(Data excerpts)
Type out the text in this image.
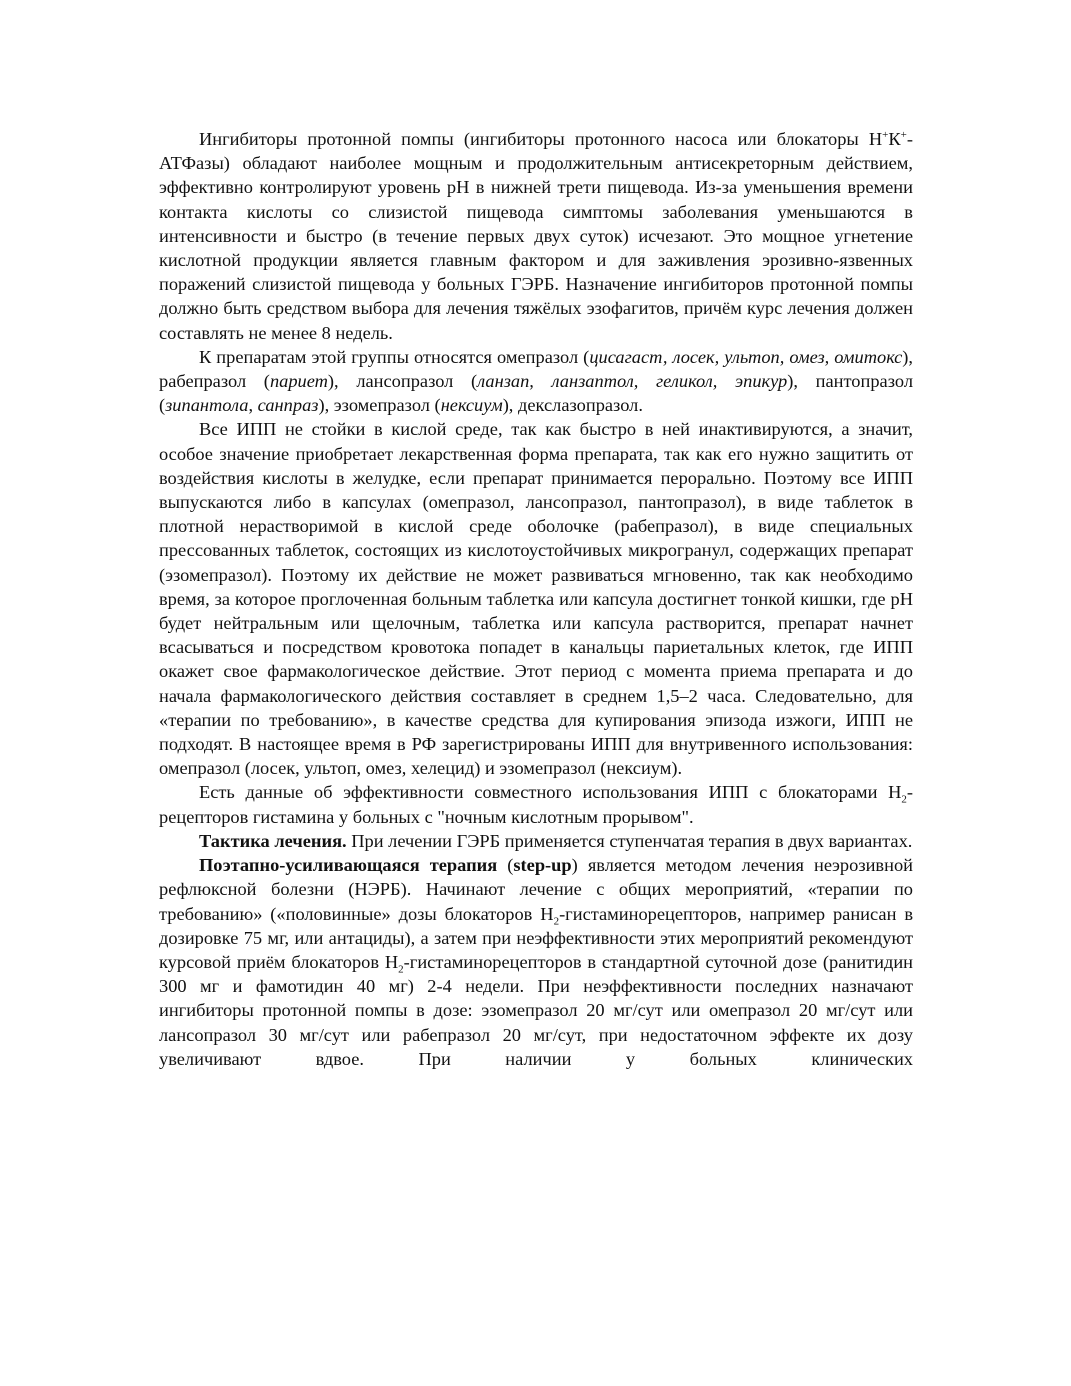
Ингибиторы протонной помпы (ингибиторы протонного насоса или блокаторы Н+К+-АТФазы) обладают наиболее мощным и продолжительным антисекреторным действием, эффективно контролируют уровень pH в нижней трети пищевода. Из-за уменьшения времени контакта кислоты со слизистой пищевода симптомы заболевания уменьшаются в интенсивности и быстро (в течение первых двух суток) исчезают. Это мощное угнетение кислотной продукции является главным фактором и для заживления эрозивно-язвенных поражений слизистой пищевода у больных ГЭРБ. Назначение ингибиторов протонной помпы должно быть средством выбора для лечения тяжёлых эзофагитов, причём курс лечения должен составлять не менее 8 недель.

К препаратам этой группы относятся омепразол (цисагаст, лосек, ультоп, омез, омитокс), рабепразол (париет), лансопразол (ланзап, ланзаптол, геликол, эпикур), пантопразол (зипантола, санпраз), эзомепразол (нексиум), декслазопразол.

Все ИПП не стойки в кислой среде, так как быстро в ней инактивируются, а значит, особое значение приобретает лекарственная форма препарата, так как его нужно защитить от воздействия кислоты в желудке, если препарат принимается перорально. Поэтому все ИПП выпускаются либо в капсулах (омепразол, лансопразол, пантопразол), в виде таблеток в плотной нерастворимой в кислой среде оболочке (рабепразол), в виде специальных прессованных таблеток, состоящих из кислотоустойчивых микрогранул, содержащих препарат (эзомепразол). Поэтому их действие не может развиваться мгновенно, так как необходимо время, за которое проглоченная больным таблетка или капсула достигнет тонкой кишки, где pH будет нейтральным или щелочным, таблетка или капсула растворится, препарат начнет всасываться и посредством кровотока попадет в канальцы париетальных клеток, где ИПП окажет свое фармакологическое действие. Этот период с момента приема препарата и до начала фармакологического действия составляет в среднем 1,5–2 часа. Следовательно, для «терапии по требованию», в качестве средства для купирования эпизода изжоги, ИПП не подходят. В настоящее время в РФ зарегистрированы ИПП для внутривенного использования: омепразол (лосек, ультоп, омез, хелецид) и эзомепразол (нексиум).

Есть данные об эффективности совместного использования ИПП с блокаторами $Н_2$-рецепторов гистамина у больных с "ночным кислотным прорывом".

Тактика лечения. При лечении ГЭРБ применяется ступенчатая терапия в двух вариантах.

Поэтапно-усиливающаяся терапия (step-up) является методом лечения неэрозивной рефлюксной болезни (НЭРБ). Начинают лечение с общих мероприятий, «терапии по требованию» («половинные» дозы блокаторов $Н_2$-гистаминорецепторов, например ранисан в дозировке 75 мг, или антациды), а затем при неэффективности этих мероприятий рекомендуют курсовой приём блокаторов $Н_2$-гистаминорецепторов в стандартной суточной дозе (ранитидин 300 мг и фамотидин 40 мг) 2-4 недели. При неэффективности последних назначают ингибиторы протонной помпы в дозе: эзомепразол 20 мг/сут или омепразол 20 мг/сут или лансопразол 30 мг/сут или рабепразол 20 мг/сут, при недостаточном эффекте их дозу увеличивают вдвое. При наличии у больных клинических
* * *
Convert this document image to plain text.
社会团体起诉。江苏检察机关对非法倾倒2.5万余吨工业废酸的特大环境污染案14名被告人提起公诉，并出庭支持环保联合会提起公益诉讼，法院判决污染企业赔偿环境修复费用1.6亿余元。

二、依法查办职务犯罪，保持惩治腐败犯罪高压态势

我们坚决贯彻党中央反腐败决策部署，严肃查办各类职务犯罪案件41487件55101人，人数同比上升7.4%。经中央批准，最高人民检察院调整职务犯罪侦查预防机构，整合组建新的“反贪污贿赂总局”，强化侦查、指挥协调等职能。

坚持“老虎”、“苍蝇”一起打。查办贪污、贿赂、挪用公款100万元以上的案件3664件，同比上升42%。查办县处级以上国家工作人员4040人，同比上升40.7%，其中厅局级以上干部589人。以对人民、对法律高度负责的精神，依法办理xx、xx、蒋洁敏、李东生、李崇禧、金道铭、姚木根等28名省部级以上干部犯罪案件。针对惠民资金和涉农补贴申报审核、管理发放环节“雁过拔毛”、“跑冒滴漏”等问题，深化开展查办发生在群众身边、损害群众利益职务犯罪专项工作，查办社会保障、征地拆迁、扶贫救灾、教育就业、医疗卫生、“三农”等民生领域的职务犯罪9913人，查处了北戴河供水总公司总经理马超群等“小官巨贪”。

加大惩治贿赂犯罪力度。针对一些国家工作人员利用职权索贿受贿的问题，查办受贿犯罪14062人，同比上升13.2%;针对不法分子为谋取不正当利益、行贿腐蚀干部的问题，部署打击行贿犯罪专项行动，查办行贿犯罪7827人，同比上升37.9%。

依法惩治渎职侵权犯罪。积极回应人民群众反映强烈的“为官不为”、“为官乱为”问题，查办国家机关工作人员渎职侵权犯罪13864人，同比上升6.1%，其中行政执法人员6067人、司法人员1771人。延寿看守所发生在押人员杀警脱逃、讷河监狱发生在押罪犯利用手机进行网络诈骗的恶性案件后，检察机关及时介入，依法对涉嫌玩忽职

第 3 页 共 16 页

# Objective
Lines containing the word "text" are to be tallied; report only the total.

# The solution
2